[Extracts from a graphics dataset]
# # # #
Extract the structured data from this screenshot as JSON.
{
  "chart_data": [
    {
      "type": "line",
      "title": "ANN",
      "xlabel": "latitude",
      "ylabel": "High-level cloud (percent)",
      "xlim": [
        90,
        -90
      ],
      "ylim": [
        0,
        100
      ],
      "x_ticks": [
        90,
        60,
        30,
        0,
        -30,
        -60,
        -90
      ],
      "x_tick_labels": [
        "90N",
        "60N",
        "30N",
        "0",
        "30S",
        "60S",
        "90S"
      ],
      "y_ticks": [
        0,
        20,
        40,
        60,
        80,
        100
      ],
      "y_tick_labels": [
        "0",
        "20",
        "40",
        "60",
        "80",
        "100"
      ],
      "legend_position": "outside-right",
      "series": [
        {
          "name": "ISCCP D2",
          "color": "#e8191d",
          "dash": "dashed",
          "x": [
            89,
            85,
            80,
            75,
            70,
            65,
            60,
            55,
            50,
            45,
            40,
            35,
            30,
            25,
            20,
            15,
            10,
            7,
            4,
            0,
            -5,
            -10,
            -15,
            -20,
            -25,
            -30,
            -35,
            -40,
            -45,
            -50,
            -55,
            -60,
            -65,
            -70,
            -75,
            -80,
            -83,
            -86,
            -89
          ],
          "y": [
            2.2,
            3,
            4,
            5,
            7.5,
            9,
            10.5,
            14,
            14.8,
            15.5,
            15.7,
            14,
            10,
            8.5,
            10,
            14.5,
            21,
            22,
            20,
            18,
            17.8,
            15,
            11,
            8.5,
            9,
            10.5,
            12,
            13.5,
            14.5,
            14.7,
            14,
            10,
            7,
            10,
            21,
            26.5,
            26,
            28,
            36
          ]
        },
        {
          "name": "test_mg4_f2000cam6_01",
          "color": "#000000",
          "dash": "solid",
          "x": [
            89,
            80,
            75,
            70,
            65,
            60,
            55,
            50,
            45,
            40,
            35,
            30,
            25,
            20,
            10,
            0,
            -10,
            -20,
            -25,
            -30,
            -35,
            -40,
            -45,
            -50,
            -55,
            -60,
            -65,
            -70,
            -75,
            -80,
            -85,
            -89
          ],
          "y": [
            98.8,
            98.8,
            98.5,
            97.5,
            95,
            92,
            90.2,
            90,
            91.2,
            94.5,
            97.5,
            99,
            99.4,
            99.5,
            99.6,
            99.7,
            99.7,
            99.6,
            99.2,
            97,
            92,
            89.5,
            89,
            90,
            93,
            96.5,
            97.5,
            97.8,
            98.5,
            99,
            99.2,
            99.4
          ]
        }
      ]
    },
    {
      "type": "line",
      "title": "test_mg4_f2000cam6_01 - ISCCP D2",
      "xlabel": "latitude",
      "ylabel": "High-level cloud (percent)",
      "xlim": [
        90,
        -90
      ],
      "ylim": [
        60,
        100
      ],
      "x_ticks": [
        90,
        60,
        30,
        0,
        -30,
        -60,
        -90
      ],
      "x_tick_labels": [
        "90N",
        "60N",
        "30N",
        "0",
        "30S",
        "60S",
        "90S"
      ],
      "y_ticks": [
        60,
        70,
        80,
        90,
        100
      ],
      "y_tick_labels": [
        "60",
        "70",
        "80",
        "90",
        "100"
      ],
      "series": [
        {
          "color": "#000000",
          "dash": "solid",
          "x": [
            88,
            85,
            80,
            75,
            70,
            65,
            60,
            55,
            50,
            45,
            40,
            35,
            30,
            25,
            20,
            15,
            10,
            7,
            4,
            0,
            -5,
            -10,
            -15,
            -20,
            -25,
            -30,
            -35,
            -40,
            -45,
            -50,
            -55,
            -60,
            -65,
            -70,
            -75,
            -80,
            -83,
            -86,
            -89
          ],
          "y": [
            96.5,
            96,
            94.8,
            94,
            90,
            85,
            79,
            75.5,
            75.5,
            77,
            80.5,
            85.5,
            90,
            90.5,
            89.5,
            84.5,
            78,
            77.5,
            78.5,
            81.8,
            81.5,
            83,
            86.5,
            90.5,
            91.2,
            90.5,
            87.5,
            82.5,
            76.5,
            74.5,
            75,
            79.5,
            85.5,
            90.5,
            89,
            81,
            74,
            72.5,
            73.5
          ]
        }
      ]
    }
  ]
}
# # # #
— What the task requires —
Extract each entry in full and write it down exactly.

— Result —
Extract the structured data from this screenshot as JSON.
{
  "chart_data": [
    {
      "type": "line",
      "title": "ANN",
      "xlabel": "latitude",
      "ylabel": "High-level cloud (percent)",
      "xlim": [
        90,
        -90
      ],
      "ylim": [
        0,
        100
      ],
      "x_ticks": [
        90,
        60,
        30,
        0,
        -30,
        -60,
        -90
      ],
      "x_tick_labels": [
        "90N",
        "60N",
        "30N",
        "0",
        "30S",
        "60S",
        "90S"
      ],
      "y_ticks": [
        0,
        20,
        40,
        60,
        80,
        100
      ],
      "y_tick_labels": [
        "0",
        "20",
        "40",
        "60",
        "80",
        "100"
      ],
      "legend_position": "outside-right",
      "series": [
        {
          "name": "ISCCP D2",
          "color": "#e8191d",
          "dash": "dashed",
          "x": [
            89,
            85,
            80,
            75,
            70,
            65,
            60,
            55,
            50,
            45,
            40,
            35,
            30,
            25,
            20,
            15,
            10,
            7,
            4,
            0,
            -5,
            -10,
            -15,
            -20,
            -25,
            -30,
            -35,
            -40,
            -45,
            -50,
            -55,
            -60,
            -65,
            -70,
            -75,
            -80,
            -83,
            -86,
            -89
          ],
          "y": [
            2.2,
            3,
            4,
            5,
            7.5,
            9,
            10.5,
            14,
            14.8,
            15.5,
            15.7,
            14,
            10,
            8.5,
            10,
            14.5,
            21,
            22,
            20,
            18,
            17.8,
            15,
            11,
            8.5,
            9,
            10.5,
            12,
            13.5,
            14.5,
            14.7,
            14,
            10,
            7,
            10,
            21,
            26.5,
            26,
            28,
            36
          ]
        },
        {
          "name": "test_mg4_f2000cam6_01",
          "color": "#000000",
          "dash": "solid",
          "x": [
            89,
            80,
            75,
            70,
            65,
            60,
            55,
            50,
            45,
            40,
            35,
            30,
            25,
            20,
            10,
            0,
            -10,
            -20,
            -25,
            -30,
            -35,
            -40,
            -45,
            -50,
            -55,
            -60,
            -65,
            -70,
            -75,
            -80,
            -85,
            -89
          ],
          "y": [
            98.8,
            98.8,
            98.5,
            97.5,
            95,
            92,
            90.2,
            90,
            91.2,
            94.5,
            97.5,
            99,
            99.4,
            99.5,
            99.6,
            99.7,
            99.7,
            99.6,
            99.2,
            97,
            92,
            89.5,
            89,
            90,
            93,
            96.5,
            97.5,
            97.8,
            98.5,
            99,
            99.2,
            99.4
          ]
        }
      ]
    },
    {
      "type": "line",
      "title": "test_mg4_f2000cam6_01 - ISCCP D2",
      "xlabel": "latitude",
      "ylabel": "High-level cloud (percent)",
      "xlim": [
        90,
        -90
      ],
      "ylim": [
        60,
        100
      ],
      "x_ticks": [
        90,
        60,
        30,
        0,
        -30,
        -60,
        -90
      ],
      "x_tick_labels": [
        "90N",
        "60N",
        "30N",
        "0",
        "30S",
        "60S",
        "90S"
      ],
      "y_ticks": [
        60,
        70,
        80,
        90,
        100
      ],
      "y_tick_labels": [
        "60",
        "70",
        "80",
        "90",
        "100"
      ],
      "series": [
        {
          "color": "#000000",
          "dash": "solid",
          "x": [
            88,
            85,
            80,
            75,
            70,
            65,
            60,
            55,
            50,
            45,
            40,
            35,
            30,
            25,
            20,
            15,
            10,
            7,
            4,
            0,
            -5,
            -10,
            -15,
            -20,
            -25,
            -30,
            -35,
            -40,
            -45,
            -50,
            -55,
            -60,
            -65,
            -70,
            -75,
            -80,
            -83,
            -86,
            -89
          ],
          "y": [
            96.5,
            96,
            94.8,
            94,
            90,
            85,
            79,
            75.5,
            75.5,
            77,
            80.5,
            85.5,
            90,
            90.5,
            89.5,
            84.5,
            78,
            77.5,
            78.5,
            81.8,
            81.5,
            83,
            86.5,
            90.5,
            91.2,
            90.5,
            87.5,
            82.5,
            76.5,
            74.5,
            75,
            79.5,
            85.5,
            90.5,
            89,
            81,
            74,
            72.5,
            73.5
          ]
        }
      ]
    }
  ]
}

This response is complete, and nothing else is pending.